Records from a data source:
━━━━━━
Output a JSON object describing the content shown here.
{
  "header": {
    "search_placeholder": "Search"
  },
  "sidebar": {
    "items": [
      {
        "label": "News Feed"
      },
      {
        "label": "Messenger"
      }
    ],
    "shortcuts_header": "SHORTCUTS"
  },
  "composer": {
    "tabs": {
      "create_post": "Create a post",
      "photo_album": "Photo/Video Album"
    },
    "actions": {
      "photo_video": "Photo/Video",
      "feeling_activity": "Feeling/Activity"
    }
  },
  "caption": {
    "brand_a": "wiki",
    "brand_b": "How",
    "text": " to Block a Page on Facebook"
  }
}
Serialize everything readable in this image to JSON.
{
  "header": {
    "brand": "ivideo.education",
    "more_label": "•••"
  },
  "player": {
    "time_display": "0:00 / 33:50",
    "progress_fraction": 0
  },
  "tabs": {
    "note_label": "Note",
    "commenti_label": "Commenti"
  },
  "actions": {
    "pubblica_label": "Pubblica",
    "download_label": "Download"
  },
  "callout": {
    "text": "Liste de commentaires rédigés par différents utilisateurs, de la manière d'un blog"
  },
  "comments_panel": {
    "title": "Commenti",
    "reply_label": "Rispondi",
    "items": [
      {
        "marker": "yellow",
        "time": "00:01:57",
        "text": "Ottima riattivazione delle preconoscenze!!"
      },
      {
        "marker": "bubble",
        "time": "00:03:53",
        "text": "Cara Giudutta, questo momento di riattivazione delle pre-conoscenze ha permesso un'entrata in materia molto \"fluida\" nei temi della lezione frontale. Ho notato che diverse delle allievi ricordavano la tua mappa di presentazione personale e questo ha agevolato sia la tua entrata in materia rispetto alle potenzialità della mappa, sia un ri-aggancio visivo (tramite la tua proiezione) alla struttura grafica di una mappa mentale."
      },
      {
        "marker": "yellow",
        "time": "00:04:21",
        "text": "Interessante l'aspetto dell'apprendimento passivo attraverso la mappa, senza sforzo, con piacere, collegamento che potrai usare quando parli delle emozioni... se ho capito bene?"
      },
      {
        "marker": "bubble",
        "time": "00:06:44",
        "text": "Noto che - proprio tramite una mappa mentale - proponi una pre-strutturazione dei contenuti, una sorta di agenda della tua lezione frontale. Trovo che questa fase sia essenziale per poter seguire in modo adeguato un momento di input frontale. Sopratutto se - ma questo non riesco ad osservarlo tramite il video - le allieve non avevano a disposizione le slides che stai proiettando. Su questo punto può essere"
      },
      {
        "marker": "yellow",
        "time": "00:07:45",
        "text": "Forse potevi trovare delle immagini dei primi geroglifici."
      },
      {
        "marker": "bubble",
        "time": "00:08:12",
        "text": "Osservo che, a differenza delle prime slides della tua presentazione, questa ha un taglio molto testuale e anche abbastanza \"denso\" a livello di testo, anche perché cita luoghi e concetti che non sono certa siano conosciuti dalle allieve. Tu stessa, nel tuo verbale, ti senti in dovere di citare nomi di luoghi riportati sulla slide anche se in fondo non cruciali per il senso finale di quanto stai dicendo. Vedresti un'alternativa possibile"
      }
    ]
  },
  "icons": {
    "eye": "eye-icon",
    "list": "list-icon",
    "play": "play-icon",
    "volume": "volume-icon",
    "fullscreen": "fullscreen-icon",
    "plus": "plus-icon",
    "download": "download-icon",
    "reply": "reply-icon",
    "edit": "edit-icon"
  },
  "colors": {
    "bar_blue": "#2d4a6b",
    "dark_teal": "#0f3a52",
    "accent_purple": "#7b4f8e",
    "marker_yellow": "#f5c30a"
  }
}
━━━━━━
* _TASK_:
Search the records above for "text". Copy each line where it is found.

* _COMPLETE RESPONSE_:
    "text": " to Block a Page on Facebook"
    "text": "Liste de commentaires rédigés par différents utilisateurs, de la manière d'un blog"
        "text": "Ottima riattivazione delle preconoscenze!!"
        "text": "Cara Giudutta, questo momento di riattivazione delle pre-conoscenze ha permesso un'entrata in materia molto \"fluida\" nei temi della lezione frontale. Ho notato che diverse delle allievi ricordavano la tua mappa di presentazione personale e questo ha agevolato sia la tua entrata in materia rispetto alle potenzialità della mappa, sia un ri-aggancio visivo (tramite la tua proiezione) alla struttura grafica di una mappa mentale."
        "text": "Interessante l'aspetto dell'apprendimento passivo attraverso la mappa, senza sforzo, con piacere, collegamento che potrai usare quando parli delle emozioni... se ho capito bene?"
        "text": "Noto che - proprio tramite una mappa mentale - proponi una pre-strutturazione dei contenuti, una sorta di agenda della tua lezione frontale. Trovo che questa fase sia essenziale per poter seguire in modo adeguato un momento di input frontale. Sopratutto se - ma questo non riesco ad osservarlo tramite il video - le allieve non avevano a disposizione le slides che stai proiettando. Su questo punto può essere"
        "text": "Forse potevi trovare delle immagini dei primi geroglifici."
        "text": "Osservo che, a differenza delle prime slides della tua presentazione, questa ha un taglio molto testuale e anche abbastanza \"denso\" a livello di testo, anche perché cita luoghi e concetti che non sono certa siano conosciuti dalle allieve. Tu stessa, nel tuo verbale, ti senti in dovere di citare nomi di luoghi riportati sulla slide anche se in fondo non cruciali per il senso finale di quanto stai dicendo. Vedresti un'alternativa possibile"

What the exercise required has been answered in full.